Exercise prompt: Omit all images. Transcribe the rest of the material below exactly.

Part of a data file
↓↓↓

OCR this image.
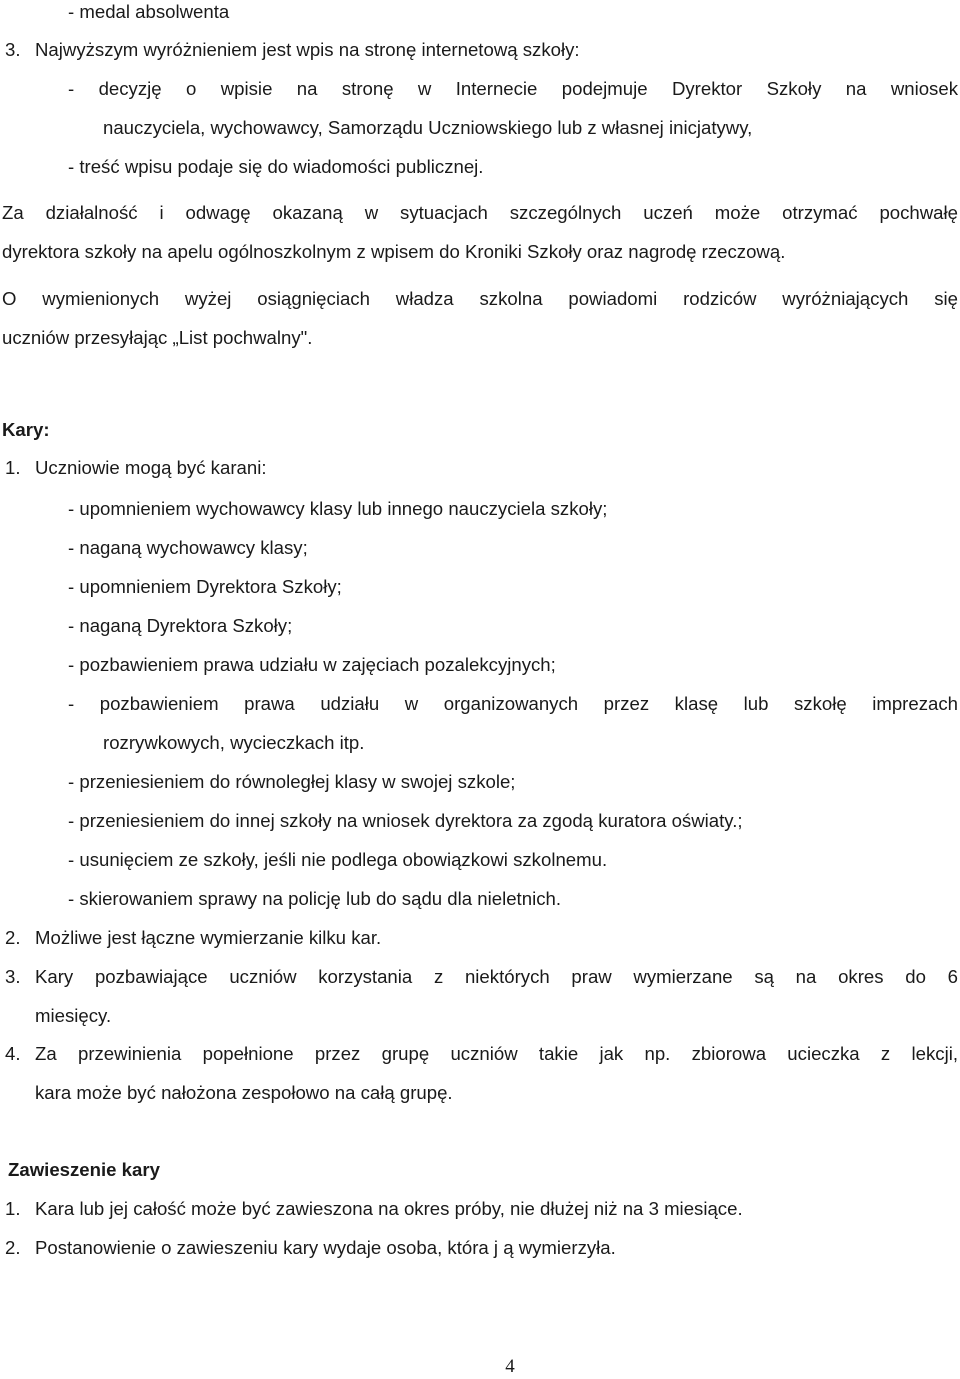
- medal absolwenta
3. Najwyższym wyróżnieniem jest wpis na stronę internetową szkoły:
- decyzję o wpisie na stronę w Internecie podejmuje Dyrektor Szkoły na wniosek
nauczyciela, wychowawcy, Samorządu Uczniowskiego lub z własnej inicjatywy,
- treść wpisu podaje się do wiadomości publicznej.
Za działalność i odwagę okazaną w sytuacjach szczególnych uczeń może otrzymać pochwałę
dyrektora szkoły na apelu ogólnoszkolnym z wpisem do Kroniki Szkoły oraz nagrodę rzeczową.
O wymienionych wyżej osiągnięciach władza szkolna powiadomi rodziców wyróżniających się
uczniów przesyłając „List pochwalny".
Kary:
1. Uczniowie mogą być karani:
- upomnieniem wychowawcy klasy lub innego nauczyciela szkoły;
- naganą wychowawcy klasy;
- upomnieniem Dyrektora Szkoły;
- naganą Dyrektora Szkoły;
- pozbawieniem prawa udziału w zajęciach pozalekcyjnych;
- pozbawieniem prawa udziału w organizowanych przez klasę lub szkołę imprezach
rozrywkowych, wycieczkach itp.
- przeniesieniem do równoległej klasy w swojej szkole;
- przeniesieniem do innej szkoły na wniosek dyrektora za zgodą kuratora oświaty.;
- usunięciem ze szkoły, jeśli nie podlega obowiązkowi szkolnemu.
- skierowaniem sprawy na policję lub do sądu dla nieletnich.
2. Możliwe jest łączne wymierzanie kilku kar.
3. Kary pozbawiające uczniów korzystania z niektórych praw wymierzane są na okres do 6
miesięcy.
4. Za przewinienia popełnione przez grupę uczniów takie jak np. zbiorowa ucieczka z lekcji,
kara może być nałożona zespołowo na całą grupę.
Zawieszenie kary
1. Kara lub jej całość może być zawieszona na okres próby, nie dłużej niż na 3 miesiące.
2. Postanowienie o zawieszeniu kary wydaje osoba, która j ą wymierzyła.
4
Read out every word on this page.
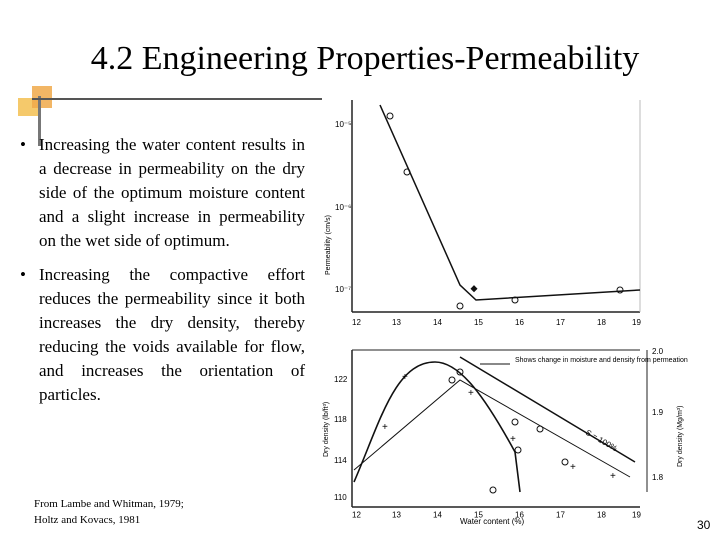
4.2 Engineering Properties-Permeability
• Increasing the water content results in a decrease in permeability on the dry side of the optimum moisture content and a slight increase in permeability on the wet side of optimum.
• Increasing the compactive effort reduces the permeability since it both increases the dry density, thereby reducing the voids available for flow, and increases the orientation of particles.
From Lambe and Whitman, 1979;
Holtz and Kovacs, 1981	30
Permeability (cm/s)
10⁻⁵
10⁻⁶
10⁻⁷
12	13	14	15	16	17	18	19
Dry density (lb/ft³)	Dry density (Mg/m³)
Water content (%)
122
118
114
110
2.0
1.9
1.8
12	13	14	15	16	17	18	19
S = 100%
Shows change in moisture and density from permeation
+
+
+
+
+
+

↑↑↑

Written solution:
OCR this image.
- medal absolwenta
3. Najwyższym wyróżnieniem jest wpis na stronę internetową szkoły:
- decyzję o wpisie na stronę w Internecie podejmuje Dyrektor Szkoły na wniosek
nauczyciela, wychowawcy, Samorządu Uczniowskiego lub z własnej inicjatywy,
- treść wpisu podaje się do wiadomości publicznej.
Za działalność i odwagę okazaną w sytuacjach szczególnych uczeń może otrzymać pochwałę
dyrektora szkoły na apelu ogólnoszkolnym z wpisem do Kroniki Szkoły oraz nagrodę rzeczową.
O wymienionych wyżej osiągnięciach władza szkolna powiadomi rodziców wyróżniających się
uczniów przesyłając „List pochwalny".
Kary:
1. Uczniowie mogą być karani:
- upomnieniem wychowawcy klasy lub innego nauczyciela szkoły;
- naganą wychowawcy klasy;
- upomnieniem Dyrektora Szkoły;
- naganą Dyrektora Szkoły;
- pozbawieniem prawa udziału w zajęciach pozalekcyjnych;
- pozbawieniem prawa udziału w organizowanych przez klasę lub szkołę imprezach
rozrywkowych, wycieczkach itp.
- przeniesieniem do równoległej klasy w swojej szkole;
- przeniesieniem do innej szkoły na wniosek dyrektora za zgodą kuratora oświaty.;
- usunięciem ze szkoły, jeśli nie podlega obowiązkowi szkolnemu.
- skierowaniem sprawy na policję lub do sądu dla nieletnich.
2. Możliwe jest łączne wymierzanie kilku kar.
3. Kary pozbawiające uczniów korzystania z niektórych praw wymierzane są na okres do 6
miesięcy.
4. Za przewinienia popełnione przez grupę uczniów takie jak np. zbiorowa ucieczka z lekcji,
kara może być nałożona zespołowo na całą grupę.
Zawieszenie kary
1. Kara lub jej całość może być zawieszona na okres próby, nie dłużej niż na 3 miesiące.
2. Postanowienie o zawieszeniu kary wydaje osoba, która j ą wymierzyła.
4
Read out every word on this page.
4.2 Engineering Properties-Permeability
• Increasing the water content results in a decrease in permeability on the dry side of the optimum moisture content and a slight increase in permeability on the wet side of optimum.
• Increasing the compactive effort reduces the permeability since it both increases the dry density, thereby reducing the voids available for flow, and increases the orientation of particles.
From Lambe and Whitman, 1979;
Holtz and Kovacs, 1981	30
Permeability (cm/s)
10⁻⁵
10⁻⁶
10⁻⁷
12	13	14	15	16	17	18	19
Dry density (lb/ft³)	Dry density (Mg/m³)
Water content (%)
122
118
114
110
2.0
1.9
1.8
12	13	14	15	16	17	18	19
S = 100%
Shows change in moisture and density from permeation
+
+
+
+
+
+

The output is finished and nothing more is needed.